• [Written task] Your task is to repeat all of the material exactly.

• [Records that describe figures]

>> start

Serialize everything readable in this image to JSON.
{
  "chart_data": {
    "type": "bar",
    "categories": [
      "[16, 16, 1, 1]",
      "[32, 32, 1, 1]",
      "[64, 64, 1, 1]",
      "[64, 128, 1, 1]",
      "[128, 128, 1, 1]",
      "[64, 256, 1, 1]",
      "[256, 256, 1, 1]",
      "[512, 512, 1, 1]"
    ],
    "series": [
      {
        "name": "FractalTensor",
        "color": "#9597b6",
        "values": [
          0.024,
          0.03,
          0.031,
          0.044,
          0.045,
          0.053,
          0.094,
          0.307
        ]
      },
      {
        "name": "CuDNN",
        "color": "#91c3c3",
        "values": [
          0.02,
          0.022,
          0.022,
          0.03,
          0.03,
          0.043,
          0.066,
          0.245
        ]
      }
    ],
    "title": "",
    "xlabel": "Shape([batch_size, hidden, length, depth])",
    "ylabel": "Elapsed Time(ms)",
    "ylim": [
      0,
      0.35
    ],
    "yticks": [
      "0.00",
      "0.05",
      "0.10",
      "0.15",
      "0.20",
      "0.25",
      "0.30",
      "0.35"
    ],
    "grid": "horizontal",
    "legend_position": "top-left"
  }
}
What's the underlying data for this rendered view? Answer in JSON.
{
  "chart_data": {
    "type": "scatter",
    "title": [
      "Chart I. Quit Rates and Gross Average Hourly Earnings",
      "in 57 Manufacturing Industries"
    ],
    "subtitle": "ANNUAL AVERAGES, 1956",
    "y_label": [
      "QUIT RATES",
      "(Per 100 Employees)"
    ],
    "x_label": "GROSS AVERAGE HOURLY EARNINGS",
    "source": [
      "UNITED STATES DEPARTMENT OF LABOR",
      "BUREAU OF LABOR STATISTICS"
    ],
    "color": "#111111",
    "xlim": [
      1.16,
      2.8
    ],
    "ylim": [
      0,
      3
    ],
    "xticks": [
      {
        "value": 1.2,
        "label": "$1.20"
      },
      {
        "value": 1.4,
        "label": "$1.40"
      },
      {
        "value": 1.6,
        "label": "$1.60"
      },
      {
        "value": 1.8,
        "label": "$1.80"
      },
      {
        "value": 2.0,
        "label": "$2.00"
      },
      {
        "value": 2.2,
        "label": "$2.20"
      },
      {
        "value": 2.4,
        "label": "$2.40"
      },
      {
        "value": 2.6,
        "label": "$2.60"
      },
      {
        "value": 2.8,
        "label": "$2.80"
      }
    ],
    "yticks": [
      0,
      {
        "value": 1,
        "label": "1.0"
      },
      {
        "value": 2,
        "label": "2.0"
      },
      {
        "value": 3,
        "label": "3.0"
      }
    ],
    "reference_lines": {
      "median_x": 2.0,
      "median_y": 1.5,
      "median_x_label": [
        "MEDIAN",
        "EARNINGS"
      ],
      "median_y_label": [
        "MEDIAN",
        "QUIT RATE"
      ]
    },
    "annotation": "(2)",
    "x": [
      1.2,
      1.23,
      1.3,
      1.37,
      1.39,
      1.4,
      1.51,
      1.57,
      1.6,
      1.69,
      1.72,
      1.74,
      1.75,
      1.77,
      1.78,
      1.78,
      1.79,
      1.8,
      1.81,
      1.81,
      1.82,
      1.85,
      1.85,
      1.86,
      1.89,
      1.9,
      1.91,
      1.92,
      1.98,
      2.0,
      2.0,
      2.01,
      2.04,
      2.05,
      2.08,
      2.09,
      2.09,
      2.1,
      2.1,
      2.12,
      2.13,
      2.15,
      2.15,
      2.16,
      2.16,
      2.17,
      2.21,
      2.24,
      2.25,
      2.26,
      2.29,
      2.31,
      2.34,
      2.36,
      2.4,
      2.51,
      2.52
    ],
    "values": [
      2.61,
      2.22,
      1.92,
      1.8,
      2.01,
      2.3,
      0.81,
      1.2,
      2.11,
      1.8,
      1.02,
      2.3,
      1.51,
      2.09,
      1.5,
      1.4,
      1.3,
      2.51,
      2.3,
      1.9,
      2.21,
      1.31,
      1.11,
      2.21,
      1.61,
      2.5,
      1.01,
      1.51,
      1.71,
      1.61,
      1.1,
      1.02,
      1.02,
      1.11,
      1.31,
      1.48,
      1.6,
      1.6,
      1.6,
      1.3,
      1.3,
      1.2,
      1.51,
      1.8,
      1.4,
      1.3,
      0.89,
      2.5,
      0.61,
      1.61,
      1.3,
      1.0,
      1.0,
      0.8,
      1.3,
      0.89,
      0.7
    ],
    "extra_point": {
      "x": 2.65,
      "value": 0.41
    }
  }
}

>> end

• [Answer]
Serialize everything readable in this image to JSON.
{
  "chart_data": {
    "type": "bar",
    "categories": [
      "[16, 16, 1, 1]",
      "[32, 32, 1, 1]",
      "[64, 64, 1, 1]",
      "[64, 128, 1, 1]",
      "[128, 128, 1, 1]",
      "[64, 256, 1, 1]",
      "[256, 256, 1, 1]",
      "[512, 512, 1, 1]"
    ],
    "series": [
      {
        "name": "FractalTensor",
        "color": "#9597b6",
        "values": [
          0.024,
          0.03,
          0.031,
          0.044,
          0.045,
          0.053,
          0.094,
          0.307
        ]
      },
      {
        "name": "CuDNN",
        "color": "#91c3c3",
        "values": [
          0.02,
          0.022,
          0.022,
          0.03,
          0.03,
          0.043,
          0.066,
          0.245
        ]
      }
    ],
    "title": "",
    "xlabel": "Shape([batch_size, hidden, length, depth])",
    "ylabel": "Elapsed Time(ms)",
    "ylim": [
      0,
      0.35
    ],
    "yticks": [
      "0.00",
      "0.05",
      "0.10",
      "0.15",
      "0.20",
      "0.25",
      "0.30",
      "0.35"
    ],
    "grid": "horizontal",
    "legend_position": "top-left"
  }
}
What's the underlying data for this rendered view? Answer in JSON.
{
  "chart_data": {
    "type": "scatter",
    "title": [
      "Chart I. Quit Rates and Gross Average Hourly Earnings",
      "in 57 Manufacturing Industries"
    ],
    "subtitle": "ANNUAL AVERAGES, 1956",
    "y_label": [
      "QUIT RATES",
      "(Per 100 Employees)"
    ],
    "x_label": "GROSS AVERAGE HOURLY EARNINGS",
    "source": [
      "UNITED STATES DEPARTMENT OF LABOR",
      "BUREAU OF LABOR STATISTICS"
    ],
    "color": "#111111",
    "xlim": [
      1.16,
      2.8
    ],
    "ylim": [
      0,
      3
    ],
    "xticks": [
      {
        "value": 1.2,
        "label": "$1.20"
      },
      {
        "value": 1.4,
        "label": "$1.40"
      },
      {
        "value": 1.6,
        "label": "$1.60"
      },
      {
        "value": 1.8,
        "label": "$1.80"
      },
      {
        "value": 2.0,
        "label": "$2.00"
      },
      {
        "value": 2.2,
        "label": "$2.20"
      },
      {
        "value": 2.4,
        "label": "$2.40"
      },
      {
        "value": 2.6,
        "label": "$2.60"
      },
      {
        "value": 2.8,
        "label": "$2.80"
      }
    ],
    "yticks": [
      0,
      {
        "value": 1,
        "label": "1.0"
      },
      {
        "value": 2,
        "label": "2.0"
      },
      {
        "value": 3,
        "label": "3.0"
      }
    ],
    "reference_lines": {
      "median_x": 2.0,
      "median_y": 1.5,
      "median_x_label": [
        "MEDIAN",
        "EARNINGS"
      ],
      "median_y_label": [
        "MEDIAN",
        "QUIT RATE"
      ]
    },
    "annotation": "(2)",
    "x": [
      1.2,
      1.23,
      1.3,
      1.37,
      1.39,
      1.4,
      1.51,
      1.57,
      1.6,
      1.69,
      1.72,
      1.74,
      1.75,
      1.77,
      1.78,
      1.78,
      1.79,
      1.8,
      1.81,
      1.81,
      1.82,
      1.85,
      1.85,
      1.86,
      1.89,
      1.9,
      1.91,
      1.92,
      1.98,
      2.0,
      2.0,
      2.01,
      2.04,
      2.05,
      2.08,
      2.09,
      2.09,
      2.1,
      2.1,
      2.12,
      2.13,
      2.15,
      2.15,
      2.16,
      2.16,
      2.17,
      2.21,
      2.24,
      2.25,
      2.26,
      2.29,
      2.31,
      2.34,
      2.36,
      2.4,
      2.51,
      2.52
    ],
    "values": [
      2.61,
      2.22,
      1.92,
      1.8,
      2.01,
      2.3,
      0.81,
      1.2,
      2.11,
      1.8,
      1.02,
      2.3,
      1.51,
      2.09,
      1.5,
      1.4,
      1.3,
      2.51,
      2.3,
      1.9,
      2.21,
      1.31,
      1.11,
      2.21,
      1.61,
      2.5,
      1.01,
      1.51,
      1.71,
      1.61,
      1.1,
      1.02,
      1.02,
      1.11,
      1.31,
      1.48,
      1.6,
      1.6,
      1.6,
      1.3,
      1.3,
      1.2,
      1.51,
      1.8,
      1.4,
      1.3,
      0.89,
      2.5,
      0.61,
      1.61,
      1.3,
      1.0,
      1.0,
      0.8,
      1.3,
      0.89,
      0.7
    ],
    "extra_point": {
      "x": 2.65,
      "value": 0.41
    }
  }
}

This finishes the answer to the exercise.